# WRITTEN REQUEST:
Give all the lines below again, exactly, with no pictures.

════

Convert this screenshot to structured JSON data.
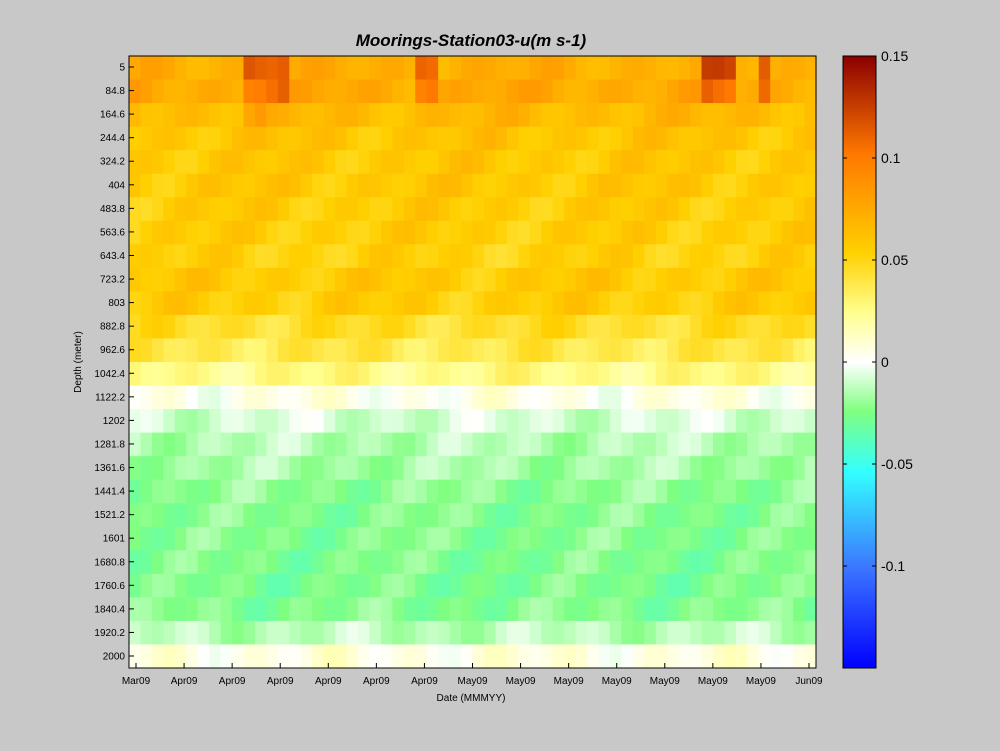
{
  "chart_data": {
    "type": "heatmap",
    "title": "Moorings-Station03-u(m s-1)",
    "xlabel": "Date (MMMYY)",
    "ylabel": "Depth (meter)",
    "x_tick_labels": [
      "Mar09",
      "Apr09",
      "Apr09",
      "Apr09",
      "Apr09",
      "Apr09",
      "Apr09",
      "May09",
      "May09",
      "May09",
      "May09",
      "May09",
      "May09",
      "May09",
      "Jun09"
    ],
    "y_tick_labels": [
      "5",
      "84.8",
      "164.6",
      "244.4",
      "324.2",
      "404",
      "483.8",
      "563.6",
      "643.4",
      "723.2",
      "803",
      "882.8",
      "962.6",
      "1042.4",
      "1122.2",
      "1202",
      "1281.8",
      "1361.6",
      "1441.4",
      "1521.2",
      "1601",
      "1680.8",
      "1760.6",
      "1840.4",
      "1920.2",
      "2000"
    ],
    "depths": [
      5,
      84.8,
      164.6,
      244.4,
      324.2,
      404,
      483.8,
      563.6,
      643.4,
      723.2,
      803,
      882.8,
      962.6,
      1042.4,
      1122.2,
      1202,
      1281.8,
      1361.6,
      1441.4,
      1521.2,
      1601,
      1680.8,
      1760.6,
      1840.4,
      1920.2,
      2000
    ],
    "depth_profile_u": [
      0.072,
      0.075,
      0.066,
      0.06,
      0.058,
      0.058,
      0.056,
      0.055,
      0.053,
      0.057,
      0.055,
      0.045,
      0.038,
      0.026,
      0.004,
      -0.008,
      -0.014,
      -0.017,
      -0.022,
      -0.024,
      -0.024,
      -0.025,
      -0.026,
      -0.024,
      -0.013,
      0.006
    ],
    "time_steps": 60,
    "time_range": [
      "Mar09",
      "Jun09"
    ],
    "colorbar": {
      "min": -0.15,
      "max": 0.15,
      "tick_labels": [
        "0.15",
        "0.1",
        "0.05",
        "0",
        "-0.05",
        "-0.1"
      ],
      "tick_values": [
        0.15,
        0.1,
        0.05,
        0,
        -0.05,
        -0.1
      ],
      "colormap": "blue-cyan-green-white-yellow-orange-red"
    }
  }
}
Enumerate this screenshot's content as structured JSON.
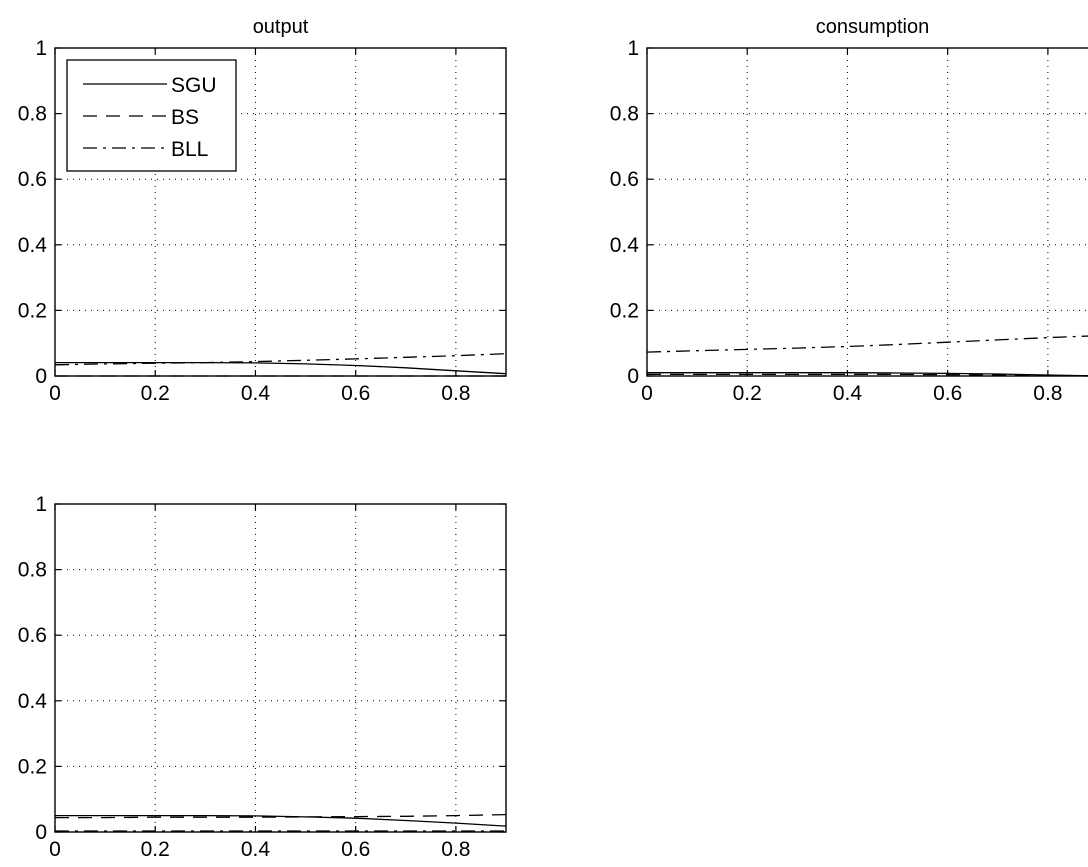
{
  "chart_data": [
    {
      "type": "line",
      "title": "output",
      "xlabel": "",
      "ylabel": "",
      "xlim": [
        0,
        0.9
      ],
      "ylim": [
        0,
        1
      ],
      "xticks": [
        "0",
        "0.2",
        "0.4",
        "0.6",
        "0.8"
      ],
      "yticks": [
        "0",
        "0.2",
        "0.4",
        "0.6",
        "0.8",
        "1"
      ],
      "grid": true,
      "legend": "top-left",
      "series": [
        {
          "name": "SGU",
          "style": "solid",
          "x": [
            0,
            0.1,
            0.2,
            0.3,
            0.4,
            0.5,
            0.6,
            0.7,
            0.8,
            0.9
          ],
          "y": [
            0.041,
            0.041,
            0.041,
            0.041,
            0.04,
            0.037,
            0.032,
            0.025,
            0.016,
            0.007
          ]
        },
        {
          "name": "BS",
          "style": "dashed",
          "x": [
            0,
            0.1,
            0.2,
            0.3,
            0.4,
            0.5,
            0.6,
            0.7,
            0.8,
            0.9
          ],
          "y": [
            0.0,
            0.0,
            0.0,
            0.0,
            0.0,
            0.0,
            0.0,
            0.0,
            0.0,
            0.0
          ]
        },
        {
          "name": "BLL",
          "style": "dashdot",
          "x": [
            0,
            0.1,
            0.2,
            0.3,
            0.4,
            0.5,
            0.6,
            0.7,
            0.8,
            0.9
          ],
          "y": [
            0.034,
            0.037,
            0.039,
            0.041,
            0.044,
            0.048,
            0.052,
            0.057,
            0.062,
            0.068
          ]
        }
      ]
    },
    {
      "type": "line",
      "title": "consumption",
      "xlabel": "",
      "ylabel": "",
      "xlim": [
        0,
        0.9
      ],
      "ylim": [
        0,
        1
      ],
      "xticks": [
        "0",
        "0.2",
        "0.4",
        "0.6",
        "0.8"
      ],
      "yticks": [
        "0",
        "0.2",
        "0.4",
        "0.6",
        "0.8",
        "1"
      ],
      "grid": true,
      "series": [
        {
          "name": "SGU",
          "style": "solid",
          "x": [
            0,
            0.1,
            0.2,
            0.3,
            0.4,
            0.5,
            0.6,
            0.7,
            0.8,
            0.9
          ],
          "y": [
            0.01,
            0.01,
            0.01,
            0.01,
            0.01,
            0.009,
            0.008,
            0.006,
            0.003,
            0.0
          ]
        },
        {
          "name": "BS",
          "style": "dashed",
          "x": [
            0,
            0.1,
            0.2,
            0.3,
            0.4,
            0.5,
            0.6,
            0.7,
            0.8,
            0.9
          ],
          "y": [
            0.005,
            0.005,
            0.005,
            0.005,
            0.005,
            0.005,
            0.004,
            0.003,
            0.001,
            0.0
          ]
        },
        {
          "name": "BLL",
          "style": "dashdot",
          "x": [
            0,
            0.1,
            0.2,
            0.3,
            0.4,
            0.5,
            0.6,
            0.7,
            0.8,
            0.9
          ],
          "y": [
            0.073,
            0.077,
            0.081,
            0.085,
            0.09,
            0.096,
            0.103,
            0.11,
            0.117,
            0.123
          ]
        }
      ]
    },
    {
      "type": "line",
      "title": "",
      "xlabel": "",
      "ylabel": "",
      "xlim": [
        0,
        0.9
      ],
      "ylim": [
        0,
        1
      ],
      "xticks": [
        "0",
        "0.2",
        "0.4",
        "0.6",
        "0.8"
      ],
      "yticks": [
        "0",
        "0.2",
        "0.4",
        "0.6",
        "0.8",
        "1"
      ],
      "grid": true,
      "series": [
        {
          "name": "SGU",
          "style": "solid",
          "x": [
            0,
            0.1,
            0.2,
            0.3,
            0.4,
            0.5,
            0.6,
            0.7,
            0.8,
            0.9
          ],
          "y": [
            0.05,
            0.05,
            0.05,
            0.05,
            0.049,
            0.046,
            0.042,
            0.035,
            0.027,
            0.018
          ]
        },
        {
          "name": "BS",
          "style": "dashed",
          "x": [
            0,
            0.1,
            0.2,
            0.3,
            0.4,
            0.5,
            0.6,
            0.7,
            0.8,
            0.9
          ],
          "y": [
            0.044,
            0.044,
            0.045,
            0.045,
            0.045,
            0.046,
            0.047,
            0.048,
            0.05,
            0.053
          ]
        },
        {
          "name": "BLL",
          "style": "dashdot",
          "x": [
            0,
            0.1,
            0.2,
            0.3,
            0.4,
            0.5,
            0.6,
            0.7,
            0.8,
            0.9
          ],
          "y": [
            0.003,
            0.003,
            0.003,
            0.003,
            0.003,
            0.003,
            0.003,
            0.003,
            0.003,
            0.003
          ]
        }
      ]
    }
  ]
}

════

# EXERCISE ANSWER:
Convert this screenshot to structured JSON data.
{
  "chart_data": {
    "type": "heatmap",
    "title": "Moorings-Station03-u(m s-1)",
    "xlabel": "Date (MMMYY)",
    "ylabel": "Depth (meter)",
    "x_tick_labels": [
      "Mar09",
      "Apr09",
      "Apr09",
      "Apr09",
      "Apr09",
      "Apr09",
      "Apr09",
      "May09",
      "May09",
      "May09",
      "May09",
      "May09",
      "May09",
      "May09",
      "Jun09"
    ],
    "y_tick_labels": [
      "5",
      "84.8",
      "164.6",
      "244.4",
      "324.2",
      "404",
      "483.8",
      "563.6",
      "643.4",
      "723.2",
      "803",
      "882.8",
      "962.6",
      "1042.4",
      "1122.2",
      "1202",
      "1281.8",
      "1361.6",
      "1441.4",
      "1521.2",
      "1601",
      "1680.8",
      "1760.6",
      "1840.4",
      "1920.2",
      "2000"
    ],
    "depths": [
      5,
      84.8,
      164.6,
      244.4,
      324.2,
      404,
      483.8,
      563.6,
      643.4,
      723.2,
      803,
      882.8,
      962.6,
      1042.4,
      1122.2,
      1202,
      1281.8,
      1361.6,
      1441.4,
      1521.2,
      1601,
      1680.8,
      1760.6,
      1840.4,
      1920.2,
      2000
    ],
    "depth_profile_u": [
      0.072,
      0.075,
      0.066,
      0.06,
      0.058,
      0.058,
      0.056,
      0.055,
      0.053,
      0.057,
      0.055,
      0.045,
      0.038,
      0.026,
      0.004,
      -0.008,
      -0.014,
      -0.017,
      -0.022,
      -0.024,
      -0.024,
      -0.025,
      -0.026,
      -0.024,
      -0.013,
      0.006
    ],
    "time_steps": 60,
    "time_range": [
      "Mar09",
      "Jun09"
    ],
    "colorbar": {
      "min": -0.15,
      "max": 0.15,
      "tick_labels": [
        "0.15",
        "0.1",
        "0.05",
        "0",
        "-0.05",
        "-0.1"
      ],
      "tick_values": [
        0.15,
        0.1,
        0.05,
        0,
        -0.05,
        -0.1
      ],
      "colormap": "blue-cyan-green-white-yellow-orange-red"
    }
  }
}
Enumerate this screenshot's content as structured JSON.
{
  "chart_data": [
    {
      "type": "line",
      "title": "output",
      "xlabel": "",
      "ylabel": "",
      "xlim": [
        0,
        0.9
      ],
      "ylim": [
        0,
        1
      ],
      "xticks": [
        "0",
        "0.2",
        "0.4",
        "0.6",
        "0.8"
      ],
      "yticks": [
        "0",
        "0.2",
        "0.4",
        "0.6",
        "0.8",
        "1"
      ],
      "grid": true,
      "legend": "top-left",
      "series": [
        {
          "name": "SGU",
          "style": "solid",
          "x": [
            0,
            0.1,
            0.2,
            0.3,
            0.4,
            0.5,
            0.6,
            0.7,
            0.8,
            0.9
          ],
          "y": [
            0.041,
            0.041,
            0.041,
            0.041,
            0.04,
            0.037,
            0.032,
            0.025,
            0.016,
            0.007
          ]
        },
        {
          "name": "BS",
          "style": "dashed",
          "x": [
            0,
            0.1,
            0.2,
            0.3,
            0.4,
            0.5,
            0.6,
            0.7,
            0.8,
            0.9
          ],
          "y": [
            0.0,
            0.0,
            0.0,
            0.0,
            0.0,
            0.0,
            0.0,
            0.0,
            0.0,
            0.0
          ]
        },
        {
          "name": "BLL",
          "style": "dashdot",
          "x": [
            0,
            0.1,
            0.2,
            0.3,
            0.4,
            0.5,
            0.6,
            0.7,
            0.8,
            0.9
          ],
          "y": [
            0.034,
            0.037,
            0.039,
            0.041,
            0.044,
            0.048,
            0.052,
            0.057,
            0.062,
            0.068
          ]
        }
      ]
    },
    {
      "type": "line",
      "title": "consumption",
      "xlabel": "",
      "ylabel": "",
      "xlim": [
        0,
        0.9
      ],
      "ylim": [
        0,
        1
      ],
      "xticks": [
        "0",
        "0.2",
        "0.4",
        "0.6",
        "0.8"
      ],
      "yticks": [
        "0",
        "0.2",
        "0.4",
        "0.6",
        "0.8",
        "1"
      ],
      "grid": true,
      "series": [
        {
          "name": "SGU",
          "style": "solid",
          "x": [
            0,
            0.1,
            0.2,
            0.3,
            0.4,
            0.5,
            0.6,
            0.7,
            0.8,
            0.9
          ],
          "y": [
            0.01,
            0.01,
            0.01,
            0.01,
            0.01,
            0.009,
            0.008,
            0.006,
            0.003,
            0.0
          ]
        },
        {
          "name": "BS",
          "style": "dashed",
          "x": [
            0,
            0.1,
            0.2,
            0.3,
            0.4,
            0.5,
            0.6,
            0.7,
            0.8,
            0.9
          ],
          "y": [
            0.005,
            0.005,
            0.005,
            0.005,
            0.005,
            0.005,
            0.004,
            0.003,
            0.001,
            0.0
          ]
        },
        {
          "name": "BLL",
          "style": "dashdot",
          "x": [
            0,
            0.1,
            0.2,
            0.3,
            0.4,
            0.5,
            0.6,
            0.7,
            0.8,
            0.9
          ],
          "y": [
            0.073,
            0.077,
            0.081,
            0.085,
            0.09,
            0.096,
            0.103,
            0.11,
            0.117,
            0.123
          ]
        }
      ]
    },
    {
      "type": "line",
      "title": "",
      "xlabel": "",
      "ylabel": "",
      "xlim": [
        0,
        0.9
      ],
      "ylim": [
        0,
        1
      ],
      "xticks": [
        "0",
        "0.2",
        "0.4",
        "0.6",
        "0.8"
      ],
      "yticks": [
        "0",
        "0.2",
        "0.4",
        "0.6",
        "0.8",
        "1"
      ],
      "grid": true,
      "series": [
        {
          "name": "SGU",
          "style": "solid",
          "x": [
            0,
            0.1,
            0.2,
            0.3,
            0.4,
            0.5,
            0.6,
            0.7,
            0.8,
            0.9
          ],
          "y": [
            0.05,
            0.05,
            0.05,
            0.05,
            0.049,
            0.046,
            0.042,
            0.035,
            0.027,
            0.018
          ]
        },
        {
          "name": "BS",
          "style": "dashed",
          "x": [
            0,
            0.1,
            0.2,
            0.3,
            0.4,
            0.5,
            0.6,
            0.7,
            0.8,
            0.9
          ],
          "y": [
            0.044,
            0.044,
            0.045,
            0.045,
            0.045,
            0.046,
            0.047,
            0.048,
            0.05,
            0.053
          ]
        },
        {
          "name": "BLL",
          "style": "dashdot",
          "x": [
            0,
            0.1,
            0.2,
            0.3,
            0.4,
            0.5,
            0.6,
            0.7,
            0.8,
            0.9
          ],
          "y": [
            0.003,
            0.003,
            0.003,
            0.003,
            0.003,
            0.003,
            0.003,
            0.003,
            0.003,
            0.003
          ]
        }
      ]
    }
  ]
}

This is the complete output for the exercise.